> _Aim of the exercise_
Without omitting anything, retype the data that follows.

> _Excerpt from a dataset_

□ □ □ □ □

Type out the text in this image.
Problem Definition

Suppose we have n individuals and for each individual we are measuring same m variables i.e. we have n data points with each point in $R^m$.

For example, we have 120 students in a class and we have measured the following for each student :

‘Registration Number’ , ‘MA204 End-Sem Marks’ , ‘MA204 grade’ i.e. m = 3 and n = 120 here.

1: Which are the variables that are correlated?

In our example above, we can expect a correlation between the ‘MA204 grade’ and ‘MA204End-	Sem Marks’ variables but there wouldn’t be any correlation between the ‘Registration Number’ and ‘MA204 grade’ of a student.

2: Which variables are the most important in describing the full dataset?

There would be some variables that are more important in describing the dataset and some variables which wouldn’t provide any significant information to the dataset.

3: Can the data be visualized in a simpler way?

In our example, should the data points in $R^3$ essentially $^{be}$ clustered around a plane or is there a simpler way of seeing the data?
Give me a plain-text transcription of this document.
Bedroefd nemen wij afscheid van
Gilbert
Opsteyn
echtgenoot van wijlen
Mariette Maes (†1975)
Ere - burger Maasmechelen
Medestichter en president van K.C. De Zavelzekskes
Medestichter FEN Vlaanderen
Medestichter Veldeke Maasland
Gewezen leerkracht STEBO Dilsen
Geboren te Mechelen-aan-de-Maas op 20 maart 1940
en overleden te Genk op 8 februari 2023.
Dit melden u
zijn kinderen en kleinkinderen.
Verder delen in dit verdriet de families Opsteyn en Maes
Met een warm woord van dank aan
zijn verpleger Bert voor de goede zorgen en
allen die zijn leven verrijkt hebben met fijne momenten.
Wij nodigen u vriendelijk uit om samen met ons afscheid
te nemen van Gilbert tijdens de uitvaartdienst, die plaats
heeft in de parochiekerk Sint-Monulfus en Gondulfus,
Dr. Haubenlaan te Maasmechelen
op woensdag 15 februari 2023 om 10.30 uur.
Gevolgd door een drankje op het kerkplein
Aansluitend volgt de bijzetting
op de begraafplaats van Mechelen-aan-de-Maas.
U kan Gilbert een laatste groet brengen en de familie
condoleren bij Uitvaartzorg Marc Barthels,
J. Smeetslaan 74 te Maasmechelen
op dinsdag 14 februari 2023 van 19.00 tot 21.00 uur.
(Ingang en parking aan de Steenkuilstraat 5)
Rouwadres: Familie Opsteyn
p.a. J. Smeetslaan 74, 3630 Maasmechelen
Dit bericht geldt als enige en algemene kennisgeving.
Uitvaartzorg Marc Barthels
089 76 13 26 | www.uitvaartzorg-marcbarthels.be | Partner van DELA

□ □ □ □ □

> _Answer to the exercise_
Type out the text in this image.
Problem Definition

Suppose we have n individuals and for each individual we are measuring same m variables i.e. we have n data points with each point in $R^m$.

For example, we have 120 students in a class and we have measured the following for each student :

‘Registration Number’ , ‘MA204 End-Sem Marks’ , ‘MA204 grade’ i.e. m = 3 and n = 120 here.

1: Which are the variables that are correlated?

In our example above, we can expect a correlation between the ‘MA204 grade’ and ‘MA204End-	Sem Marks’ variables but there wouldn’t be any correlation between the ‘Registration Number’ and ‘MA204 grade’ of a student.

2: Which variables are the most important in describing the full dataset?

There would be some variables that are more important in describing the dataset and some variables which wouldn’t provide any significant information to the dataset.

3: Can the data be visualized in a simpler way?

In our example, should the data points in $R^3$ essentially $^{be}$ clustered around a plane or is there a simpler way of seeing the data?
Give me a plain-text transcription of this document.
Bedroefd nemen wij afscheid van
Gilbert
Opsteyn
echtgenoot van wijlen
Mariette Maes (†1975)
Ere - burger Maasmechelen
Medestichter en president van K.C. De Zavelzekskes
Medestichter FEN Vlaanderen
Medestichter Veldeke Maasland
Gewezen leerkracht STEBO Dilsen
Geboren te Mechelen-aan-de-Maas op 20 maart 1940
en overleden te Genk op 8 februari 2023.
Dit melden u
zijn kinderen en kleinkinderen.
Verder delen in dit verdriet de families Opsteyn en Maes
Met een warm woord van dank aan
zijn verpleger Bert voor de goede zorgen en
allen die zijn leven verrijkt hebben met fijne momenten.
Wij nodigen u vriendelijk uit om samen met ons afscheid
te nemen van Gilbert tijdens de uitvaartdienst, die plaats
heeft in de parochiekerk Sint-Monulfus en Gondulfus,
Dr. Haubenlaan te Maasmechelen
op woensdag 15 februari 2023 om 10.30 uur.
Gevolgd door een drankje op het kerkplein
Aansluitend volgt de bijzetting
op de begraafplaats van Mechelen-aan-de-Maas.
U kan Gilbert een laatste groet brengen en de familie
condoleren bij Uitvaartzorg Marc Barthels,
J. Smeetslaan 74 te Maasmechelen
op dinsdag 14 februari 2023 van 19.00 tot 21.00 uur.
(Ingang en parking aan de Steenkuilstraat 5)
Rouwadres: Familie Opsteyn
p.a. J. Smeetslaan 74, 3630 Maasmechelen
Dit bericht geldt als enige en algemene kennisgeving.
Uitvaartzorg Marc Barthels
089 76 13 26 | www.uitvaartzorg-marcbarthels.be | Partner van DELA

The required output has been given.